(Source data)
/---
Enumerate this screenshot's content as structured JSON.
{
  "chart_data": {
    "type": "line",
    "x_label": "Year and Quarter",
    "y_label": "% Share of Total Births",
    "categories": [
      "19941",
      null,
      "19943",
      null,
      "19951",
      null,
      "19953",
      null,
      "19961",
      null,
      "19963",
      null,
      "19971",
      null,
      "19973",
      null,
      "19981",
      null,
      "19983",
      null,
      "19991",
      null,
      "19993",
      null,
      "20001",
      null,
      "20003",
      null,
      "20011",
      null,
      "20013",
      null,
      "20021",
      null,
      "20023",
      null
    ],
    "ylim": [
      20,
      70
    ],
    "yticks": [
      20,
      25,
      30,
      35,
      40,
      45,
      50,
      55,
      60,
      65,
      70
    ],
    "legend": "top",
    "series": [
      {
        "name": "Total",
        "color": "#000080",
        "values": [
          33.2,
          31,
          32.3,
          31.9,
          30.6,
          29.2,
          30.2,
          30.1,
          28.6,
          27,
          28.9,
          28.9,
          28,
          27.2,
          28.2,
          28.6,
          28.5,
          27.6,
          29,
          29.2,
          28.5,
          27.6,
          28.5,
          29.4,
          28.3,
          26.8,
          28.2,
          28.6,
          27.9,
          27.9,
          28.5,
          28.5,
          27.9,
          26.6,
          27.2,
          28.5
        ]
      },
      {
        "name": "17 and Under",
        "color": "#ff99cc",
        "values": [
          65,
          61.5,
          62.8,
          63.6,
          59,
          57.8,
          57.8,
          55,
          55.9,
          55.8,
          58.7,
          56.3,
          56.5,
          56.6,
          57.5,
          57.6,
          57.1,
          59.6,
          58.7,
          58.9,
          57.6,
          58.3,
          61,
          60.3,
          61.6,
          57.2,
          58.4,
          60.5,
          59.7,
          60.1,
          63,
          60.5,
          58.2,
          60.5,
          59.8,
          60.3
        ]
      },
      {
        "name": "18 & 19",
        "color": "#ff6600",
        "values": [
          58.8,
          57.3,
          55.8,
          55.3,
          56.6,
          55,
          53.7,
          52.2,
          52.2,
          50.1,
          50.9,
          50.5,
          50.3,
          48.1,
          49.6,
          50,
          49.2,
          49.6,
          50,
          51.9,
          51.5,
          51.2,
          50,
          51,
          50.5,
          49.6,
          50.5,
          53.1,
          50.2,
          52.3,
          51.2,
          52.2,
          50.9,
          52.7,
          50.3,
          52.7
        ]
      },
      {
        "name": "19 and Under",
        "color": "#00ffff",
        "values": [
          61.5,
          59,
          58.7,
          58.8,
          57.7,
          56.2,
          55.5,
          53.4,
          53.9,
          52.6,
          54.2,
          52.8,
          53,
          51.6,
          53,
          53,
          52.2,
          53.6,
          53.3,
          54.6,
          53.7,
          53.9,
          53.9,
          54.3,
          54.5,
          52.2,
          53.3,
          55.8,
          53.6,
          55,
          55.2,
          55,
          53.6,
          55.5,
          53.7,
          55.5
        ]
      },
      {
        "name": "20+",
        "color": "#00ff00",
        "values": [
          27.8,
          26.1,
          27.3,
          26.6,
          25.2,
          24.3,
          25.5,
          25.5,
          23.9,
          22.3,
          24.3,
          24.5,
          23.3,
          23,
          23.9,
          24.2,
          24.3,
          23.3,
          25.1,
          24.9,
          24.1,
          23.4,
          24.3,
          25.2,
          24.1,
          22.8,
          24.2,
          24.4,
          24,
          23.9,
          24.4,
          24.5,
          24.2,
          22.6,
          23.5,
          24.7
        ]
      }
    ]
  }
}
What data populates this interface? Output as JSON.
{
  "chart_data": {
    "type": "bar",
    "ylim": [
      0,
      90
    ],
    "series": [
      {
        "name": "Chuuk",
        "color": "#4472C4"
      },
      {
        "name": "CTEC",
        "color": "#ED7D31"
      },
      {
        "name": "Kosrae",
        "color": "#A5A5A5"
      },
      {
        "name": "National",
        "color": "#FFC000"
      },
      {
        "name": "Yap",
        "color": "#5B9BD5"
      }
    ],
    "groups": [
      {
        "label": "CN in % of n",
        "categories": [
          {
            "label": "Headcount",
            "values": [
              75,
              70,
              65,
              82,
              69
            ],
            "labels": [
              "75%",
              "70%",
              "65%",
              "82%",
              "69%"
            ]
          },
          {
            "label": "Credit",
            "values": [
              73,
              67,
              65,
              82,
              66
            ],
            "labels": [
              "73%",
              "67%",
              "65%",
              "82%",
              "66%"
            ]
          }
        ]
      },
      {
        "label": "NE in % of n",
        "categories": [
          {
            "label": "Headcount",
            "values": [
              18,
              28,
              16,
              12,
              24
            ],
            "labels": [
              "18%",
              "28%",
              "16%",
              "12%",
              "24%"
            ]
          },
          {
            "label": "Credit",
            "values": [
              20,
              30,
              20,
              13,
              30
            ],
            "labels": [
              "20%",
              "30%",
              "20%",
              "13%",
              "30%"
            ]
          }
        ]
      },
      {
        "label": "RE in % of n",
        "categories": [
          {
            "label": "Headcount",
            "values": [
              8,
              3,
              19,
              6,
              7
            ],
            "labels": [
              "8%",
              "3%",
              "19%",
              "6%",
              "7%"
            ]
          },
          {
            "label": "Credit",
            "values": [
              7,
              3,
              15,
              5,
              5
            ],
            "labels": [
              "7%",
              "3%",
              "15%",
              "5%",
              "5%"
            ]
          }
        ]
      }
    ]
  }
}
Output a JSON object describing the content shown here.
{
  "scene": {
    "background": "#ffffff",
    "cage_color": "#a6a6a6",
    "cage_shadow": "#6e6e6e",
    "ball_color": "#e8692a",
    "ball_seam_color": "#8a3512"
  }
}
\---
-- Directive --
Everything from the line containing "Output a JSON" through the last line of the records must be given again exactly; leave out all other lines.

-- Answer to this task --
Output a JSON object describing the content shown here.
{
  "scene": {
    "background": "#ffffff",
    "cage_color": "#a6a6a6",
    "cage_shadow": "#6e6e6e",
    "ball_color": "#e8692a",
    "ball_seam_color": "#8a3512"
  }
}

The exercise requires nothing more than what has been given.